== Brief ==
Restate all the material verbatim, except for the pictures.
## start
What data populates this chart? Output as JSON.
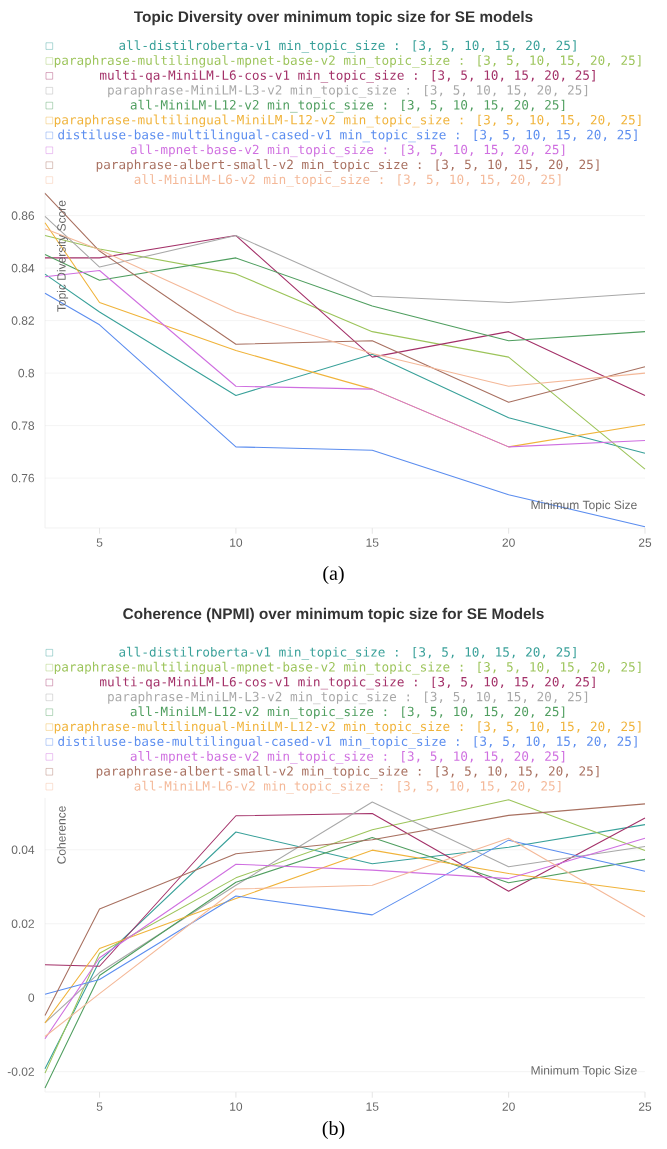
{
  "chart_data": [
    {
      "type": "line",
      "title": "Topic Diversity over minimum topic size for SE models",
      "xlabel": "Minimum Topic Size",
      "ylabel": "Topic Diversity Score",
      "annotations": [
        "(a)"
      ],
      "x": [
        3,
        5,
        10,
        15,
        20,
        25
      ],
      "xlim": [
        3,
        25
      ],
      "xticks": [
        5,
        10,
        15,
        20,
        25
      ],
      "ylim": [
        0.741,
        0.869
      ],
      "yticks": [
        0.76,
        0.78,
        {
          "value": 0.8,
          "label": "0.8"
        },
        0.82,
        0.84,
        0.86
      ],
      "grid": "y",
      "legend": "top",
      "series": [
        {
          "name": "all-distilroberta-v1 min_topic_size : [3, 5, 10, 15, 20, 25]",
          "color": "#38a099",
          "values": [
            0.8377,
            0.8233,
            0.7915,
            0.8072,
            0.783,
            0.7695
          ]
        },
        {
          "name": "paraphrase-multilingual-mpnet-base-v2 min_topic_size : [3, 5, 10, 15, 20, 25]",
          "color": "#9cc45a",
          "values": [
            0.8524,
            0.8473,
            0.8378,
            0.8158,
            0.8061,
            0.7634
          ]
        },
        {
          "name": "multi-qa-MiniLM-L6-cos-v1 min_topic_size : [3, 5, 10, 15, 20, 25]",
          "color": "#a33068",
          "values": [
            0.8439,
            0.8439,
            0.8524,
            0.8061,
            0.8158,
            0.7915
          ]
        },
        {
          "name": "paraphrase-MiniLM-L3-v2 min_topic_size : [3, 5, 10, 15, 20, 25]",
          "color": "#a8a8a8",
          "values": [
            0.8597,
            0.8404,
            0.8524,
            0.8293,
            0.8269,
            0.8304
          ]
        },
        {
          "name": "all-MiniLM-L12-v2 min_topic_size : [3, 5, 10, 15, 20, 25]",
          "color": "#4f9e5f",
          "values": [
            0.8452,
            0.8354,
            0.8439,
            0.8256,
            0.8123,
            0.8158
          ]
        },
        {
          "name": "paraphrase-multilingual-MiniLM-L12-v2 min_topic_size : [3, 5, 10, 15, 20, 25]",
          "color": "#f0b33a",
          "values": [
            0.8573,
            0.8269,
            0.8086,
            0.7939,
            0.7719,
            0.7804
          ]
        },
        {
          "name": "distiluse-base-multilingual-cased-v1 min_topic_size : [3, 5, 10, 15, 20, 25]",
          "color": "#5b8def",
          "values": [
            0.8304,
            0.8184,
            0.7719,
            0.7706,
            0.7537,
            0.7415
          ]
        },
        {
          "name": "all-mpnet-base-v2 min_topic_size : [3, 5, 10, 15, 20, 25]",
          "color": "#cf6fe0",
          "values": [
            0.8367,
            0.8391,
            0.795,
            0.7939,
            0.7719,
            0.7743
          ]
        },
        {
          "name": "paraphrase-albert-small-v2 min_topic_size : [3, 5, 10, 15, 20, 25]",
          "color": "#a87060",
          "values": [
            0.8685,
            0.8465,
            0.811,
            0.8123,
            0.7889,
            0.8024
          ]
        },
        {
          "name": "all-MiniLM-L6-v2 min_topic_size : [3, 5, 10, 15, 20, 25]",
          "color": "#f4b898",
          "values": [
            0.855,
            0.847,
            0.8233,
            0.8075,
            0.795,
            0.8
          ]
        }
      ]
    },
    {
      "type": "line",
      "title": "Coherence (NPMI) over minimum topic size for SE Models",
      "xlabel": "Minimum Topic Size",
      "ylabel": "Coherence",
      "annotations": [
        "(b)"
      ],
      "x": [
        3,
        5,
        10,
        15,
        20,
        25
      ],
      "xlim": [
        3,
        25
      ],
      "xticks": [
        5,
        10,
        15,
        20,
        25
      ],
      "ylim": [
        -0.0255,
        0.054
      ],
      "yticks": [
        -0.02,
        0,
        0.02,
        0.04
      ],
      "grid": "y",
      "legend": "top",
      "series": [
        {
          "name": "all-distilroberta-v1 min_topic_size : [3, 5, 10, 15, 20, 25]",
          "color": "#38a099",
          "values": [
            -0.0192,
            0.0099,
            0.0448,
            0.0362,
            0.0407,
            0.0468
          ]
        },
        {
          "name": "paraphrase-multilingual-mpnet-base-v2 min_topic_size : [3, 5, 10, 15, 20, 25]",
          "color": "#9cc45a",
          "values": [
            -0.0204,
            0.012,
            0.0324,
            0.0454,
            0.0535,
            0.0398
          ]
        },
        {
          "name": "multi-qa-MiniLM-L6-cos-v1 min_topic_size : [3, 5, 10, 15, 20, 25]",
          "color": "#a33068",
          "values": [
            0.0089,
            0.0085,
            0.0492,
            0.0498,
            0.0288,
            0.0486
          ]
        },
        {
          "name": "paraphrase-MiniLM-L3-v2 min_topic_size : [3, 5, 10, 15, 20, 25]",
          "color": "#a8a8a8",
          "values": [
            -0.0068,
            0.0068,
            0.0304,
            0.0529,
            0.0354,
            0.0409
          ]
        },
        {
          "name": "all-MiniLM-L12-v2 min_topic_size : [3, 5, 10, 15, 20, 25]",
          "color": "#4f9e5f",
          "values": [
            -0.0244,
            0.006,
            0.0312,
            0.0433,
            0.0311,
            0.0374
          ]
        },
        {
          "name": "paraphrase-multilingual-MiniLM-L12-v2 min_topic_size : [3, 5, 10, 15, 20, 25]",
          "color": "#f0b33a",
          "values": [
            -0.0068,
            0.0133,
            0.0268,
            0.0399,
            0.0336,
            0.0287
          ]
        },
        {
          "name": "distiluse-base-multilingual-cased-v1 min_topic_size : [3, 5, 10, 15, 20, 25]",
          "color": "#5b8def",
          "values": [
            0.0009,
            0.0049,
            0.0275,
            0.0224,
            0.0426,
            0.0342
          ]
        },
        {
          "name": "all-mpnet-base-v2 min_topic_size : [3, 5, 10, 15, 20, 25]",
          "color": "#cf6fe0",
          "values": [
            -0.0111,
            0.0108,
            0.0361,
            0.0345,
            0.0322,
            0.0431
          ]
        },
        {
          "name": "paraphrase-albert-small-v2 min_topic_size : [3, 5, 10, 15, 20, 25]",
          "color": "#a87060",
          "values": [
            -0.0048,
            0.024,
            0.0389,
            0.0427,
            0.0493,
            0.0524
          ]
        },
        {
          "name": "all-MiniLM-L6-v2 min_topic_size : [3, 5, 10, 15, 20, 25]",
          "color": "#f4b898",
          "values": [
            -0.0105,
            0.0011,
            0.0294,
            0.0304,
            0.0431,
            0.0219
          ]
        }
      ]
    }
  ]
}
## end
== Complete output ==
What data populates this chart? Output as JSON.
{
  "chart_data": [
    {
      "type": "line",
      "title": "Topic Diversity over minimum topic size for SE models",
      "xlabel": "Minimum Topic Size",
      "ylabel": "Topic Diversity Score",
      "annotations": [
        "(a)"
      ],
      "x": [
        3,
        5,
        10,
        15,
        20,
        25
      ],
      "xlim": [
        3,
        25
      ],
      "xticks": [
        5,
        10,
        15,
        20,
        25
      ],
      "ylim": [
        0.741,
        0.869
      ],
      "yticks": [
        0.76,
        0.78,
        {
          "value": 0.8,
          "label": "0.8"
        },
        0.82,
        0.84,
        0.86
      ],
      "grid": "y",
      "legend": "top",
      "series": [
        {
          "name": "all-distilroberta-v1 min_topic_size : [3, 5, 10, 15, 20, 25]",
          "color": "#38a099",
          "values": [
            0.8377,
            0.8233,
            0.7915,
            0.8072,
            0.783,
            0.7695
          ]
        },
        {
          "name": "paraphrase-multilingual-mpnet-base-v2 min_topic_size : [3, 5, 10, 15, 20, 25]",
          "color": "#9cc45a",
          "values": [
            0.8524,
            0.8473,
            0.8378,
            0.8158,
            0.8061,
            0.7634
          ]
        },
        {
          "name": "multi-qa-MiniLM-L6-cos-v1 min_topic_size : [3, 5, 10, 15, 20, 25]",
          "color": "#a33068",
          "values": [
            0.8439,
            0.8439,
            0.8524,
            0.8061,
            0.8158,
            0.7915
          ]
        },
        {
          "name": "paraphrase-MiniLM-L3-v2 min_topic_size : [3, 5, 10, 15, 20, 25]",
          "color": "#a8a8a8",
          "values": [
            0.8597,
            0.8404,
            0.8524,
            0.8293,
            0.8269,
            0.8304
          ]
        },
        {
          "name": "all-MiniLM-L12-v2 min_topic_size : [3, 5, 10, 15, 20, 25]",
          "color": "#4f9e5f",
          "values": [
            0.8452,
            0.8354,
            0.8439,
            0.8256,
            0.8123,
            0.8158
          ]
        },
        {
          "name": "paraphrase-multilingual-MiniLM-L12-v2 min_topic_size : [3, 5, 10, 15, 20, 25]",
          "color": "#f0b33a",
          "values": [
            0.8573,
            0.8269,
            0.8086,
            0.7939,
            0.7719,
            0.7804
          ]
        },
        {
          "name": "distiluse-base-multilingual-cased-v1 min_topic_size : [3, 5, 10, 15, 20, 25]",
          "color": "#5b8def",
          "values": [
            0.8304,
            0.8184,
            0.7719,
            0.7706,
            0.7537,
            0.7415
          ]
        },
        {
          "name": "all-mpnet-base-v2 min_topic_size : [3, 5, 10, 15, 20, 25]",
          "color": "#cf6fe0",
          "values": [
            0.8367,
            0.8391,
            0.795,
            0.7939,
            0.7719,
            0.7743
          ]
        },
        {
          "name": "paraphrase-albert-small-v2 min_topic_size : [3, 5, 10, 15, 20, 25]",
          "color": "#a87060",
          "values": [
            0.8685,
            0.8465,
            0.811,
            0.8123,
            0.7889,
            0.8024
          ]
        },
        {
          "name": "all-MiniLM-L6-v2 min_topic_size : [3, 5, 10, 15, 20, 25]",
          "color": "#f4b898",
          "values": [
            0.855,
            0.847,
            0.8233,
            0.8075,
            0.795,
            0.8
          ]
        }
      ]
    },
    {
      "type": "line",
      "title": "Coherence (NPMI) over minimum topic size for SE Models",
      "xlabel": "Minimum Topic Size",
      "ylabel": "Coherence",
      "annotations": [
        "(b)"
      ],
      "x": [
        3,
        5,
        10,
        15,
        20,
        25
      ],
      "xlim": [
        3,
        25
      ],
      "xticks": [
        5,
        10,
        15,
        20,
        25
      ],
      "ylim": [
        -0.0255,
        0.054
      ],
      "yticks": [
        -0.02,
        0,
        0.02,
        0.04
      ],
      "grid": "y",
      "legend": "top",
      "series": [
        {
          "name": "all-distilroberta-v1 min_topic_size : [3, 5, 10, 15, 20, 25]",
          "color": "#38a099",
          "values": [
            -0.0192,
            0.0099,
            0.0448,
            0.0362,
            0.0407,
            0.0468
          ]
        },
        {
          "name": "paraphrase-multilingual-mpnet-base-v2 min_topic_size : [3, 5, 10, 15, 20, 25]",
          "color": "#9cc45a",
          "values": [
            -0.0204,
            0.012,
            0.0324,
            0.0454,
            0.0535,
            0.0398
          ]
        },
        {
          "name": "multi-qa-MiniLM-L6-cos-v1 min_topic_size : [3, 5, 10, 15, 20, 25]",
          "color": "#a33068",
          "values": [
            0.0089,
            0.0085,
            0.0492,
            0.0498,
            0.0288,
            0.0486
          ]
        },
        {
          "name": "paraphrase-MiniLM-L3-v2 min_topic_size : [3, 5, 10, 15, 20, 25]",
          "color": "#a8a8a8",
          "values": [
            -0.0068,
            0.0068,
            0.0304,
            0.0529,
            0.0354,
            0.0409
          ]
        },
        {
          "name": "all-MiniLM-L12-v2 min_topic_size : [3, 5, 10, 15, 20, 25]",
          "color": "#4f9e5f",
          "values": [
            -0.0244,
            0.006,
            0.0312,
            0.0433,
            0.0311,
            0.0374
          ]
        },
        {
          "name": "paraphrase-multilingual-MiniLM-L12-v2 min_topic_size : [3, 5, 10, 15, 20, 25]",
          "color": "#f0b33a",
          "values": [
            -0.0068,
            0.0133,
            0.0268,
            0.0399,
            0.0336,
            0.0287
          ]
        },
        {
          "name": "distiluse-base-multilingual-cased-v1 min_topic_size : [3, 5, 10, 15, 20, 25]",
          "color": "#5b8def",
          "values": [
            0.0009,
            0.0049,
            0.0275,
            0.0224,
            0.0426,
            0.0342
          ]
        },
        {
          "name": "all-mpnet-base-v2 min_topic_size : [3, 5, 10, 15, 20, 25]",
          "color": "#cf6fe0",
          "values": [
            -0.0111,
            0.0108,
            0.0361,
            0.0345,
            0.0322,
            0.0431
          ]
        },
        {
          "name": "paraphrase-albert-small-v2 min_topic_size : [3, 5, 10, 15, 20, 25]",
          "color": "#a87060",
          "values": [
            -0.0048,
            0.024,
            0.0389,
            0.0427,
            0.0493,
            0.0524
          ]
        },
        {
          "name": "all-MiniLM-L6-v2 min_topic_size : [3, 5, 10, 15, 20, 25]",
          "color": "#f4b898",
          "values": [
            -0.0105,
            0.0011,
            0.0294,
            0.0304,
            0.0431,
            0.0219
          ]
        }
      ]
    }
  ]
}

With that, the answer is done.